> What to do:
Find the lines with the string "screenshot" and return them.

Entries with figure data
____________

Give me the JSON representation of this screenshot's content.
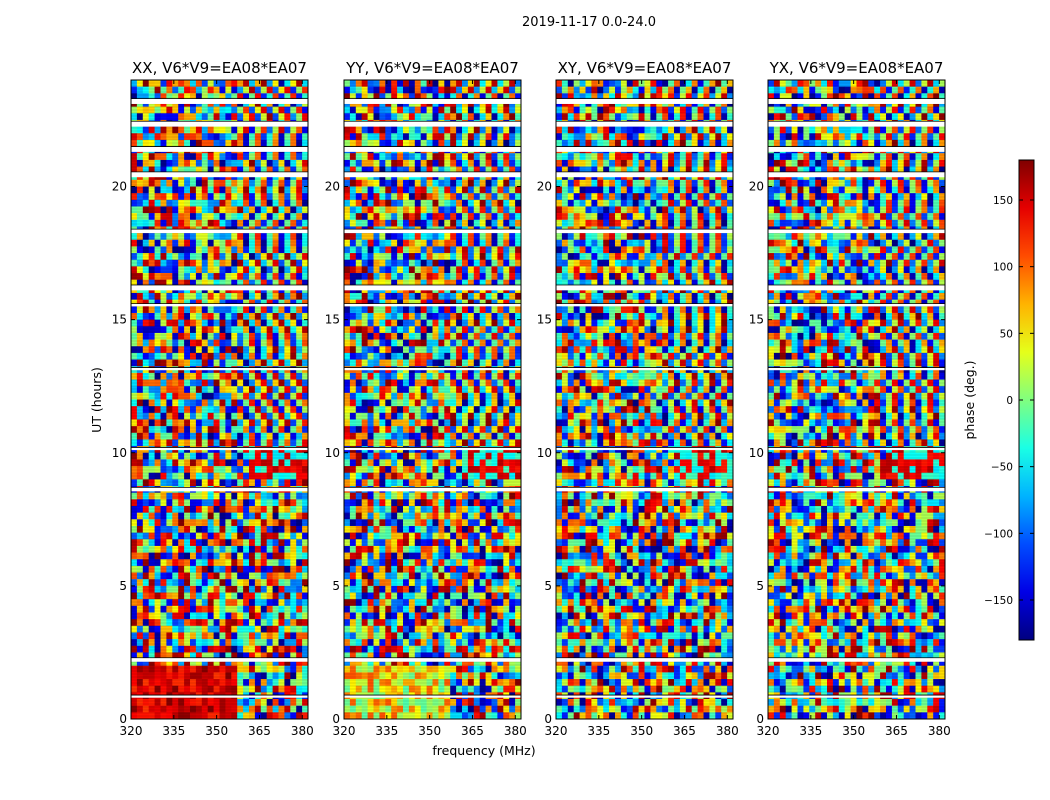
{
  "chart_data": {
    "type": "heatmap",
    "suptitle": "2019-11-17 0.0-24.0",
    "xlabel": "frequency (MHz)",
    "ylabel": "UT (hours)",
    "xlim": [
      320,
      382
    ],
    "ylim": [
      0,
      24
    ],
    "xticks": [
      320,
      335,
      350,
      365,
      380
    ],
    "yticks": [
      0,
      5,
      10,
      15,
      20
    ],
    "panels": [
      {
        "title": "XX, V6*V9=EA08*EA07",
        "pol": "XX"
      },
      {
        "title": "YY, V6*V9=EA08*EA07",
        "pol": "YY"
      },
      {
        "title": "XY, V6*V9=EA08*EA07",
        "pol": "XY"
      },
      {
        "title": "YX, V6*V9=EA08*EA07",
        "pol": "YX"
      }
    ],
    "colorbar": {
      "label": "phase (deg.)",
      "range": [
        -180,
        180
      ],
      "ticks": [
        150,
        100,
        50,
        0,
        -50,
        -100,
        -150
      ],
      "tick_labels": [
        "150",
        "100",
        "50",
        "0",
        "−50",
        "−100",
        "−150"
      ],
      "colormap": "jet"
    },
    "data_gaps_ut": [
      [
        23.1,
        23.3
      ],
      [
        22.25,
        22.45
      ],
      [
        21.3,
        21.5
      ],
      [
        20.35,
        20.55
      ],
      [
        18.25,
        18.4
      ],
      [
        16.1,
        16.3
      ],
      [
        15.5,
        15.6
      ],
      [
        13.1,
        13.2
      ],
      [
        10.1,
        10.2
      ],
      [
        8.55,
        8.7
      ],
      [
        2.15,
        2.3
      ],
      [
        0.8,
        0.9
      ]
    ]
  }
}
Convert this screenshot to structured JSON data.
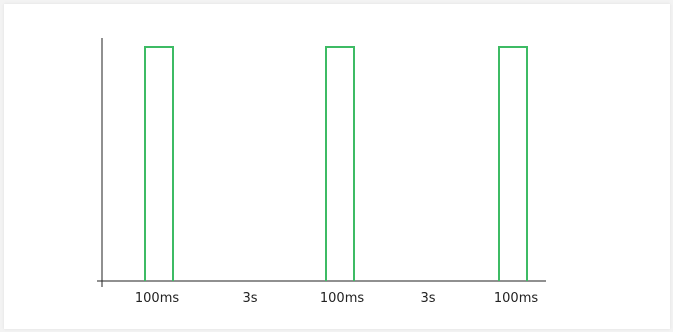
{
  "colors": {
    "pulse": "#3dbb64",
    "axis": "#222222",
    "text": "#222222",
    "background": "#ffffff"
  },
  "labels": {
    "pulse_1": "100ms",
    "gap_1": "3s",
    "pulse_2": "100ms",
    "gap_2": "3s",
    "pulse_3": "100ms"
  }
}
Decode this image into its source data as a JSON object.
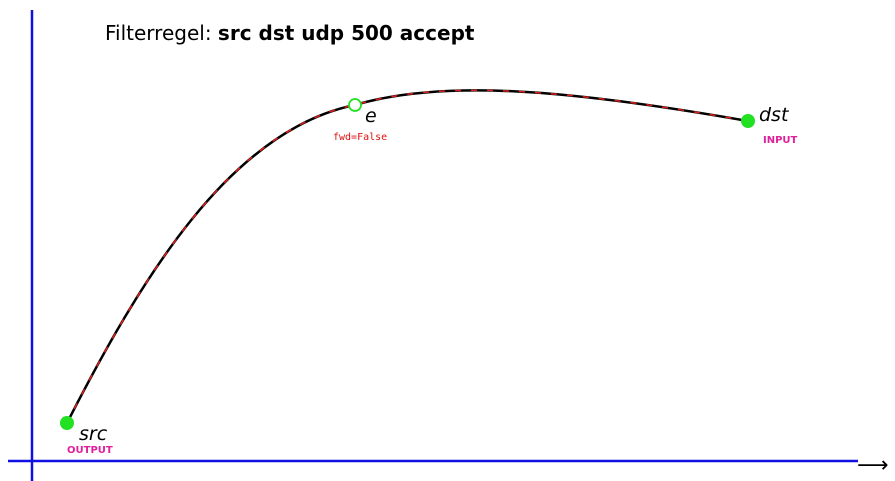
{
  "title": {
    "prefix": "Filterregel:",
    "rule": "src dst udp 500 accept"
  },
  "axis_arrow": "⟶",
  "nodes": [
    {
      "label": "src",
      "tag": "OUTPUT"
    },
    {
      "label": "e",
      "tag": "fwd=False"
    },
    {
      "label": "dst",
      "tag": "INPUT"
    }
  ]
}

____________

> Expected output:
Give me the JSON representation of this screenshot's content.
Convert this screenshot to structured JSON data.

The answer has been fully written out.